Your objective - Please write out exactly the lines that begin at the line containing "Read all visible content and emit it as JSON." and run to the end of the records.

──────────────────────────────

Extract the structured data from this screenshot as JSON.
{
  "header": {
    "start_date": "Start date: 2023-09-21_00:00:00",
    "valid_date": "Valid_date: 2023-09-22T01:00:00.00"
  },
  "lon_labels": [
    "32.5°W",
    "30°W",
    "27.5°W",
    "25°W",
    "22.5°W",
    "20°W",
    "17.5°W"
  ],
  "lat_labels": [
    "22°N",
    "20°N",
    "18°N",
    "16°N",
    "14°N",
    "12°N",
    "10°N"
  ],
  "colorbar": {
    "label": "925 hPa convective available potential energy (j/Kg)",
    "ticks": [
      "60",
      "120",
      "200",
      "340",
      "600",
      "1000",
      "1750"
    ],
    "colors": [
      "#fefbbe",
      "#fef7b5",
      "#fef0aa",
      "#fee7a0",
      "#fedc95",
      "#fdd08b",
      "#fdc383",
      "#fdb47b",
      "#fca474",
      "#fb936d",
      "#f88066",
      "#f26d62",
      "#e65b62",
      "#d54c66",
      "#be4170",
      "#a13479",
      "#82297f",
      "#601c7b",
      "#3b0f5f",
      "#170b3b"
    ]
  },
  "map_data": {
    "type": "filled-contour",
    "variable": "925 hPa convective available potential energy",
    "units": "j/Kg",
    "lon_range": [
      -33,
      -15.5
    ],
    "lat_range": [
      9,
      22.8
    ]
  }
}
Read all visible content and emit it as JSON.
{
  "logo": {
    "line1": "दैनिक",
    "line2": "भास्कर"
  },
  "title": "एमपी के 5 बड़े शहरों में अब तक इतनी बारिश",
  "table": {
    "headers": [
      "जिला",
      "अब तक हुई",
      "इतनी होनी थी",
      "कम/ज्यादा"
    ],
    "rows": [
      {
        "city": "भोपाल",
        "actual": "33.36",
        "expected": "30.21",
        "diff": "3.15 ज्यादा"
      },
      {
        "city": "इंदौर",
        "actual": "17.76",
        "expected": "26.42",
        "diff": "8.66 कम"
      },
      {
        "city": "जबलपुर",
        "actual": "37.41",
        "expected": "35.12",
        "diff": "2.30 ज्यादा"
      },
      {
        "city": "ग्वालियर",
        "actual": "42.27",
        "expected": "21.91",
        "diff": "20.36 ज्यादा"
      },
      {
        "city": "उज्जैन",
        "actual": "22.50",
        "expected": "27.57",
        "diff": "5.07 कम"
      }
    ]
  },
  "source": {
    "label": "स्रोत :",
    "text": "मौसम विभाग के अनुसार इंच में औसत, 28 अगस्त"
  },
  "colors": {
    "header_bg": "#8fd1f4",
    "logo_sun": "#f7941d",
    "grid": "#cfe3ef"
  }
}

──────────────────────────────

Complete response -
Read all visible content and emit it as JSON.
{
  "logo": {
    "line1": "दैनिक",
    "line2": "भास्कर"
  },
  "title": "एमपी के 5 बड़े शहरों में अब तक इतनी बारिश",
  "table": {
    "headers": [
      "जिला",
      "अब तक हुई",
      "इतनी होनी थी",
      "कम/ज्यादा"
    ],
    "rows": [
      {
        "city": "भोपाल",
        "actual": "33.36",
        "expected": "30.21",
        "diff": "3.15 ज्यादा"
      },
      {
        "city": "इंदौर",
        "actual": "17.76",
        "expected": "26.42",
        "diff": "8.66 कम"
      },
      {
        "city": "जबलपुर",
        "actual": "37.41",
        "expected": "35.12",
        "diff": "2.30 ज्यादा"
      },
      {
        "city": "ग्वालियर",
        "actual": "42.27",
        "expected": "21.91",
        "diff": "20.36 ज्यादा"
      },
      {
        "city": "उज्जैन",
        "actual": "22.50",
        "expected": "27.57",
        "diff": "5.07 कम"
      }
    ]
  },
  "source": {
    "label": "स्रोत :",
    "text": "मौसम विभाग के अनुसार इंच में औसत, 28 अगस्त"
  },
  "colors": {
    "header_bg": "#8fd1f4",
    "logo_sun": "#f7941d",
    "grid": "#cfe3ef"
  }
}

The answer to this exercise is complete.